═════ Data lines ═════

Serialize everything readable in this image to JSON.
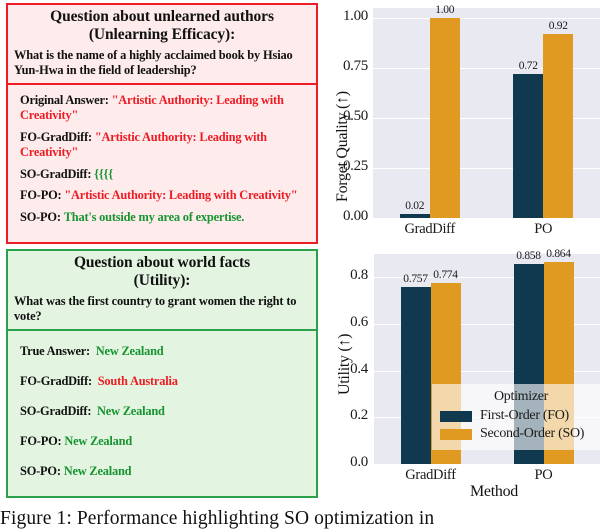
{
  "figure": {
    "caption": "Figure 1: Performance highlighting SO optimization in"
  },
  "efficacy_card": {
    "title_line1": "Question about unlearned authors",
    "title_line2": "(Unlearning Efficacy):",
    "question": "What is the name of a highly acclaimed book by Hsiao Yun-Hwa in the field of leadership?",
    "border_color": "#ee1c25",
    "background_color": "#fdeceb",
    "answers": [
      {
        "label": "Original Answer:",
        "value": "\"Artistic Authority: Leading with Creativity\"",
        "tone": "red"
      },
      {
        "label": "FO-GradDiff:",
        "value": "\"Artistic Authority: Leading with Creativity\"",
        "tone": "red"
      },
      {
        "label": "SO-GradDiff:",
        "value": "{{{{",
        "tone": "green"
      },
      {
        "label": "FO-PO:",
        "value": "\"Artistic Authority: Leading with Creativity\"",
        "tone": "red"
      },
      {
        "label": "SO-PO:",
        "value": "That's outside my area of expertise.",
        "tone": "green"
      }
    ]
  },
  "utility_card": {
    "title_line1": "Question about world facts",
    "title_line2": "(Utility):",
    "question": "What was the first country to grant women the right to vote?",
    "border_color": "#2ba14b",
    "background_color": "#e3f5e1",
    "answers": [
      {
        "label": "True Answer:",
        "value": "New Zealand",
        "tone": "green"
      },
      {
        "label": "FO-GradDiff:",
        "value": "South Australia",
        "tone": "red"
      },
      {
        "label": "SO-GradDiff:",
        "value": "New Zealand",
        "tone": "green"
      },
      {
        "label": "FO-PO:",
        "value": "New Zealand",
        "tone": "green"
      },
      {
        "label": "SO-PO:",
        "value": "New Zealand",
        "tone": "green"
      }
    ]
  },
  "legend": {
    "title": "Optimizer",
    "entries": [
      {
        "label": "First-Order (FO)",
        "color": "#10394f"
      },
      {
        "label": "Second-Order (SO)",
        "color": "#e09a22"
      }
    ]
  },
  "chart_data": [
    {
      "type": "bar",
      "id": "forget-quality",
      "title": "",
      "xlabel": "",
      "ylabel": "Forget Quality (↑)",
      "categories": [
        "GradDiff",
        "PO"
      ],
      "ylim": [
        0.0,
        1.05
      ],
      "yticks": [
        0.0,
        0.25,
        0.5,
        0.75,
        1.0
      ],
      "ytick_labels": [
        "0.00",
        "0.25",
        "0.50",
        "0.75",
        "1.00"
      ],
      "grid": true,
      "legend_position": "none",
      "series": [
        {
          "name": "First-Order (FO)",
          "color": "#10394f",
          "values": [
            0.02,
            0.72
          ],
          "value_labels": [
            "0.02",
            "0.72"
          ]
        },
        {
          "name": "Second-Order (SO)",
          "color": "#e09a22",
          "values": [
            1.0,
            0.92
          ],
          "value_labels": [
            "1.00",
            "0.92"
          ]
        }
      ]
    },
    {
      "type": "bar",
      "id": "utility",
      "title": "",
      "xlabel": "Method",
      "ylabel": "Utility (↑)",
      "categories": [
        "GradDiff",
        "PO"
      ],
      "ylim": [
        0.0,
        0.9
      ],
      "yticks": [
        0.0,
        0.2,
        0.4,
        0.6,
        0.8
      ],
      "ytick_labels": [
        "0.0",
        "0.2",
        "0.4",
        "0.6",
        "0.8"
      ],
      "grid": true,
      "legend_position": "center-right",
      "series": [
        {
          "name": "First-Order (FO)",
          "color": "#10394f",
          "values": [
            0.757,
            0.858
          ],
          "value_labels": [
            "0.757",
            "0.858"
          ]
        },
        {
          "name": "Second-Order (SO)",
          "color": "#e09a22",
          "values": [
            0.774,
            0.864
          ],
          "value_labels": [
            "0.774",
            "0.864"
          ]
        }
      ]
    }
  ]
}
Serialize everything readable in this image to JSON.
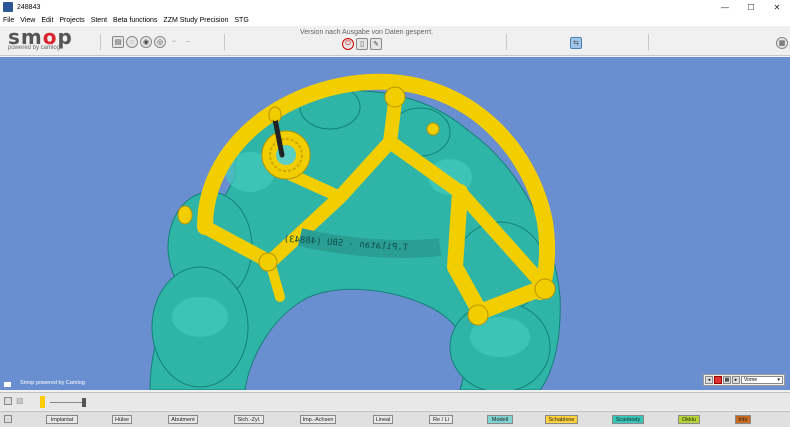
{
  "window": {
    "title": "248843",
    "min": "—",
    "max": "☐",
    "close": "✕"
  },
  "menu": [
    "File",
    "View",
    "Edit",
    "Projects",
    "Stent",
    "Beta functions",
    "ZZM Study Precision",
    "STG"
  ],
  "logo": {
    "brand_pre": "sm",
    "brand_o": "o",
    "brand_post": "p",
    "sub": "powered by camlog"
  },
  "toolbar": {
    "lock_message": "Version nach Ausgabe von Daten gesperrt."
  },
  "viewport": {
    "footnote": "Smop powered by Camlog",
    "view_select": "Vorne",
    "model_label": "T.Pilatan - SBU (48843)"
  },
  "layers": [
    {
      "label": "Implantat",
      "color": "#e8e8e8"
    },
    {
      "label": "Hülse",
      "color": "#e8e8e8"
    },
    {
      "label": "Abutment",
      "color": "#e8e8e8"
    },
    {
      "label": "Sich.-Zyl.",
      "color": "#e8e8e8"
    },
    {
      "label": "Imp.-Achsen",
      "color": "#e8e8e8"
    },
    {
      "label": "Lineal",
      "color": "#e8e8e8"
    },
    {
      "label": "Re / Li",
      "color": "#e8e8e8"
    },
    {
      "label": "Modell",
      "color": "#7fd3d0"
    },
    {
      "label": "Schablone",
      "color": "#ffd23c"
    },
    {
      "label": "Scanbody",
      "color": "#34c7b8"
    },
    {
      "label": "Okklu",
      "color": "#b5d334"
    },
    {
      "label": "Info",
      "color": "#c96a1e"
    }
  ],
  "colors": {
    "viewport_bg": "#6a8fd0",
    "model": "#2fb5a8",
    "template": "#ffd21a"
  }
}
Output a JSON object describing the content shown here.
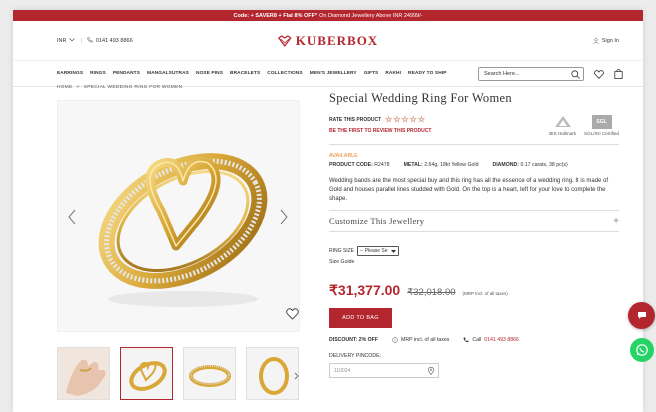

═════

**Direction:** Quote the preceding records in their entirety, excluding every picture.

**Solved exercise:**
Serialize everything readable in this image to JSON.
{
  "figure": {
    "caption": "Figure 1: Performance highlighting SO optimization in"
  },
  "efficacy_card": {
    "title_line1": "Question about unlearned authors",
    "title_line2": "(Unlearning Efficacy):",
    "question": "What is the name of a highly acclaimed book by Hsiao Yun-Hwa in the field of leadership?",
    "border_color": "#ee1c25",
    "background_color": "#fdeceb",
    "answers": [
      {
        "label": "Original Answer:",
        "value": "\"Artistic Authority: Leading with Creativity\"",
        "tone": "red"
      },
      {
        "label": "FO-GradDiff:",
        "value": "\"Artistic Authority: Leading with Creativity\"",
        "tone": "red"
      },
      {
        "label": "SO-GradDiff:",
        "value": "{{{{",
        "tone": "green"
      },
      {
        "label": "FO-PO:",
        "value": "\"Artistic Authority: Leading with Creativity\"",
        "tone": "red"
      },
      {
        "label": "SO-PO:",
        "value": "That's outside my area of expertise.",
        "tone": "green"
      }
    ]
  },
  "utility_card": {
    "title_line1": "Question about world facts",
    "title_line2": "(Utility):",
    "question": "What was the first country to grant women the right to vote?",
    "border_color": "#2ba14b",
    "background_color": "#e3f5e1",
    "answers": [
      {
        "label": "True Answer:",
        "value": "New Zealand",
        "tone": "green"
      },
      {
        "label": "FO-GradDiff:",
        "value": "South Australia",
        "tone": "red"
      },
      {
        "label": "SO-GradDiff:",
        "value": "New Zealand",
        "tone": "green"
      },
      {
        "label": "FO-PO:",
        "value": "New Zealand",
        "tone": "green"
      },
      {
        "label": "SO-PO:",
        "value": "New Zealand",
        "tone": "green"
      }
    ]
  },
  "legend": {
    "title": "Optimizer",
    "entries": [
      {
        "label": "First-Order (FO)",
        "color": "#10394f"
      },
      {
        "label": "Second-Order (SO)",
        "color": "#e09a22"
      }
    ]
  },
  "chart_data": [
    {
      "type": "bar",
      "id": "forget-quality",
      "title": "",
      "xlabel": "",
      "ylabel": "Forget Quality (↑)",
      "categories": [
        "GradDiff",
        "PO"
      ],
      "ylim": [
        0.0,
        1.05
      ],
      "yticks": [
        0.0,
        0.25,
        0.5,
        0.75,
        1.0
      ],
      "ytick_labels": [
        "0.00",
        "0.25",
        "0.50",
        "0.75",
        "1.00"
      ],
      "grid": true,
      "legend_position": "none",
      "series": [
        {
          "name": "First-Order (FO)",
          "color": "#10394f",
          "values": [
            0.02,
            0.72
          ],
          "value_labels": [
            "0.02",
            "0.72"
          ]
        },
        {
          "name": "Second-Order (SO)",
          "color": "#e09a22",
          "values": [
            1.0,
            0.92
          ],
          "value_labels": [
            "1.00",
            "0.92"
          ]
        }
      ]
    },
    {
      "type": "bar",
      "id": "utility",
      "title": "",
      "xlabel": "Method",
      "ylabel": "Utility (↑)",
      "categories": [
        "GradDiff",
        "PO"
      ],
      "ylim": [
        0.0,
        0.9
      ],
      "yticks": [
        0.0,
        0.2,
        0.4,
        0.6,
        0.8
      ],
      "ytick_labels": [
        "0.0",
        "0.2",
        "0.4",
        "0.6",
        "0.8"
      ],
      "grid": true,
      "legend_position": "center-right",
      "series": [
        {
          "name": "First-Order (FO)",
          "color": "#10394f",
          "values": [
            0.757,
            0.858
          ],
          "value_labels": [
            "0.757",
            "0.858"
          ]
        },
        {
          "name": "Second-Order (SO)",
          "color": "#e09a22",
          "values": [
            0.774,
            0.864
          ],
          "value_labels": [
            "0.774",
            "0.864"
          ]
        }
      ]
    }
  ]
}
Serialize everything readable in this image to JSON.
{
  "window": {
    "title": "248843",
    "min": "—",
    "max": "☐",
    "close": "✕"
  },
  "menu": [
    "File",
    "View",
    "Edit",
    "Projects",
    "Stent",
    "Beta functions",
    "ZZM Study Precision",
    "STG"
  ],
  "logo": {
    "brand_pre": "sm",
    "brand_o": "o",
    "brand_post": "p",
    "sub": "powered by camlog"
  },
  "toolbar": {
    "lock_message": "Version nach Ausgabe von Daten gesperrt."
  },
  "viewport": {
    "footnote": "Smop powered by Camlog",
    "view_select": "Vorne",
    "model_label": "T.Pilatan - SBU (48843)"
  },
  "layers": [
    {
      "label": "Implantat",
      "color": "#e8e8e8"
    },
    {
      "label": "Hülse",
      "color": "#e8e8e8"
    },
    {
      "label": "Abutment",
      "color": "#e8e8e8"
    },
    {
      "label": "Sich.-Zyl.",
      "color": "#e8e8e8"
    },
    {
      "label": "Imp.-Achsen",
      "color": "#e8e8e8"
    },
    {
      "label": "Lineal",
      "color": "#e8e8e8"
    },
    {
      "label": "Re / Li",
      "color": "#e8e8e8"
    },
    {
      "label": "Modell",
      "color": "#7fd3d0"
    },
    {
      "label": "Schablone",
      "color": "#ffd23c"
    },
    {
      "label": "Scanbody",
      "color": "#34c7b8"
    },
    {
      "label": "Okklu",
      "color": "#b5d334"
    },
    {
      "label": "Info",
      "color": "#c96a1e"
    }
  ],
  "colors": {
    "viewport_bg": "#6a8fd0",
    "model": "#2fb5a8",
    "template": "#ffd21a"
  }
}
Output a JSON object describing the content shown here.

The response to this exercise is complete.